• Data:
>>>>>

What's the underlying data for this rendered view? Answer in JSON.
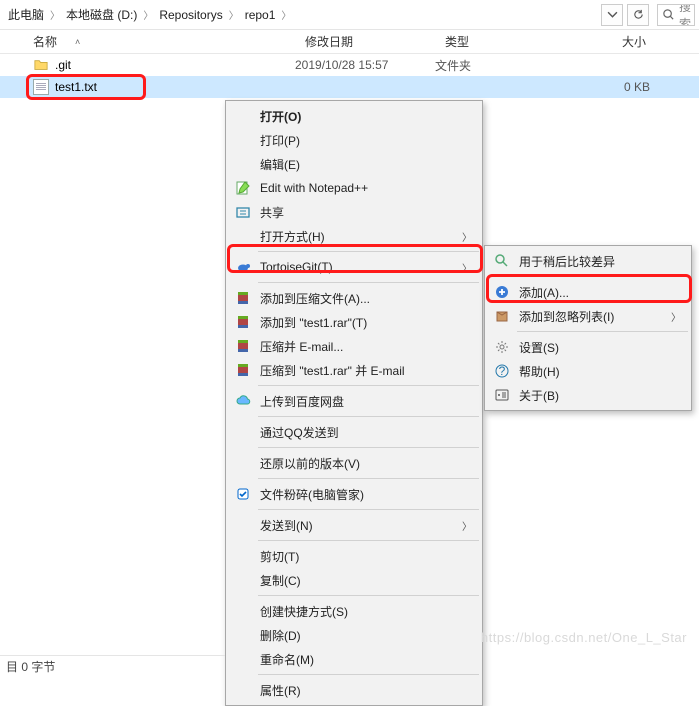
{
  "breadcrumbs": [
    "此电脑",
    "本地磁盘 (D:)",
    "Repositorys",
    "repo1"
  ],
  "search_placeholder": "搜索",
  "columns": {
    "name": "名称",
    "date": "修改日期",
    "type": "类型",
    "size": "大小"
  },
  "rows": [
    {
      "icon": "folder",
      "name": ".git",
      "date": "2019/10/28 15:57",
      "type": "文件夹",
      "size": ""
    },
    {
      "icon": "txt",
      "name": "test1.txt",
      "date": "",
      "type": "",
      "size": "0 KB",
      "selected": true
    }
  ],
  "menu1": [
    {
      "t": "item",
      "label": "打开(O)",
      "bold": true
    },
    {
      "t": "item",
      "label": "打印(P)"
    },
    {
      "t": "item",
      "label": "编辑(E)"
    },
    {
      "t": "item",
      "label": "Edit with Notepad++",
      "icon": "notepad"
    },
    {
      "t": "item",
      "label": "共享",
      "icon": "share"
    },
    {
      "t": "item",
      "label": "打开方式(H)",
      "sub": true
    },
    {
      "t": "sep"
    },
    {
      "t": "item",
      "label": "TortoiseGit(T)",
      "icon": "tortoise",
      "sub": true,
      "hl": true
    },
    {
      "t": "sep"
    },
    {
      "t": "item",
      "label": "添加到压缩文件(A)...",
      "icon": "rar"
    },
    {
      "t": "item",
      "label": "添加到 \"test1.rar\"(T)",
      "icon": "rar"
    },
    {
      "t": "item",
      "label": "压缩并 E-mail...",
      "icon": "rar"
    },
    {
      "t": "item",
      "label": "压缩到 \"test1.rar\" 并 E-mail",
      "icon": "rar"
    },
    {
      "t": "sep"
    },
    {
      "t": "item",
      "label": "上传到百度网盘",
      "icon": "cloud"
    },
    {
      "t": "sep"
    },
    {
      "t": "item",
      "label": "通过QQ发送到"
    },
    {
      "t": "sep"
    },
    {
      "t": "item",
      "label": "还原以前的版本(V)"
    },
    {
      "t": "sep"
    },
    {
      "t": "item",
      "label": "文件粉碎(电脑管家)",
      "icon": "shred"
    },
    {
      "t": "sep"
    },
    {
      "t": "item",
      "label": "发送到(N)",
      "sub": true
    },
    {
      "t": "sep"
    },
    {
      "t": "item",
      "label": "剪切(T)"
    },
    {
      "t": "item",
      "label": "复制(C)"
    },
    {
      "t": "sep"
    },
    {
      "t": "item",
      "label": "创建快捷方式(S)"
    },
    {
      "t": "item",
      "label": "删除(D)"
    },
    {
      "t": "item",
      "label": "重命名(M)"
    },
    {
      "t": "sep"
    },
    {
      "t": "item",
      "label": "属性(R)"
    }
  ],
  "menu2": [
    {
      "t": "item",
      "label": "用于稍后比较差异",
      "icon": "diff"
    },
    {
      "t": "sep"
    },
    {
      "t": "item",
      "label": "添加(A)...",
      "icon": "add",
      "hl": true
    },
    {
      "t": "item",
      "label": "添加到忽略列表(I)",
      "icon": "ignore",
      "sub": true
    },
    {
      "t": "sep"
    },
    {
      "t": "item",
      "label": "设置(S)",
      "icon": "settings"
    },
    {
      "t": "item",
      "label": "帮助(H)",
      "icon": "help"
    },
    {
      "t": "item",
      "label": "关于(B)",
      "icon": "about"
    }
  ],
  "status": "目 0 字节",
  "watermark": "https://blog.csdn.net/One_L_Star"
}
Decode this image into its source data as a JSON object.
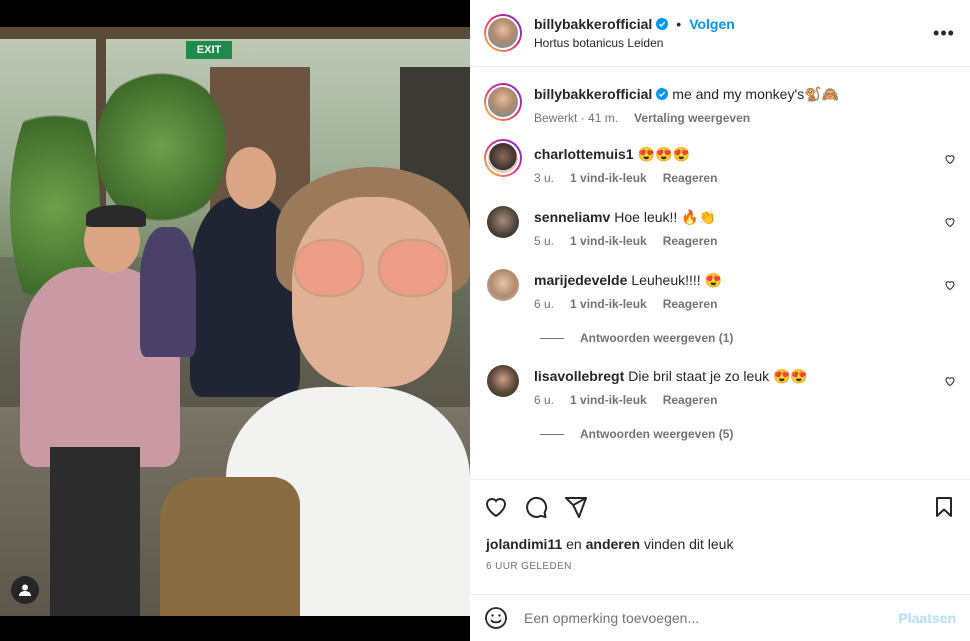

<<<<<

• Your goal:
Repeat each entry exactly. Pictures do not belong in the copy.

• Complete answer:
What's the underlying data for this rendered view? Answer in JSON.
{
  "breadcrumbs": [
    "此电脑",
    "本地磁盘 (D:)",
    "Repositorys",
    "repo1"
  ],
  "search_placeholder": "搜索",
  "columns": {
    "name": "名称",
    "date": "修改日期",
    "type": "类型",
    "size": "大小"
  },
  "rows": [
    {
      "icon": "folder",
      "name": ".git",
      "date": "2019/10/28 15:57",
      "type": "文件夹",
      "size": ""
    },
    {
      "icon": "txt",
      "name": "test1.txt",
      "date": "",
      "type": "",
      "size": "0 KB",
      "selected": true
    }
  ],
  "menu1": [
    {
      "t": "item",
      "label": "打开(O)",
      "bold": true
    },
    {
      "t": "item",
      "label": "打印(P)"
    },
    {
      "t": "item",
      "label": "编辑(E)"
    },
    {
      "t": "item",
      "label": "Edit with Notepad++",
      "icon": "notepad"
    },
    {
      "t": "item",
      "label": "共享",
      "icon": "share"
    },
    {
      "t": "item",
      "label": "打开方式(H)",
      "sub": true
    },
    {
      "t": "sep"
    },
    {
      "t": "item",
      "label": "TortoiseGit(T)",
      "icon": "tortoise",
      "sub": true,
      "hl": true
    },
    {
      "t": "sep"
    },
    {
      "t": "item",
      "label": "添加到压缩文件(A)...",
      "icon": "rar"
    },
    {
      "t": "item",
      "label": "添加到 \"test1.rar\"(T)",
      "icon": "rar"
    },
    {
      "t": "item",
      "label": "压缩并 E-mail...",
      "icon": "rar"
    },
    {
      "t": "item",
      "label": "压缩到 \"test1.rar\" 并 E-mail",
      "icon": "rar"
    },
    {
      "t": "sep"
    },
    {
      "t": "item",
      "label": "上传到百度网盘",
      "icon": "cloud"
    },
    {
      "t": "sep"
    },
    {
      "t": "item",
      "label": "通过QQ发送到"
    },
    {
      "t": "sep"
    },
    {
      "t": "item",
      "label": "还原以前的版本(V)"
    },
    {
      "t": "sep"
    },
    {
      "t": "item",
      "label": "文件粉碎(电脑管家)",
      "icon": "shred"
    },
    {
      "t": "sep"
    },
    {
      "t": "item",
      "label": "发送到(N)",
      "sub": true
    },
    {
      "t": "sep"
    },
    {
      "t": "item",
      "label": "剪切(T)"
    },
    {
      "t": "item",
      "label": "复制(C)"
    },
    {
      "t": "sep"
    },
    {
      "t": "item",
      "label": "创建快捷方式(S)"
    },
    {
      "t": "item",
      "label": "删除(D)"
    },
    {
      "t": "item",
      "label": "重命名(M)"
    },
    {
      "t": "sep"
    },
    {
      "t": "item",
      "label": "属性(R)"
    }
  ],
  "menu2": [
    {
      "t": "item",
      "label": "用于稍后比较差异",
      "icon": "diff"
    },
    {
      "t": "sep"
    },
    {
      "t": "item",
      "label": "添加(A)...",
      "icon": "add",
      "hl": true
    },
    {
      "t": "item",
      "label": "添加到忽略列表(I)",
      "icon": "ignore",
      "sub": true
    },
    {
      "t": "sep"
    },
    {
      "t": "item",
      "label": "设置(S)",
      "icon": "settings"
    },
    {
      "t": "item",
      "label": "帮助(H)",
      "icon": "help"
    },
    {
      "t": "item",
      "label": "关于(B)",
      "icon": "about"
    }
  ],
  "status": "目 0 字节",
  "watermark": "https://blog.csdn.net/One_L_Star"
}
Decode this image into its source data as a JSON object.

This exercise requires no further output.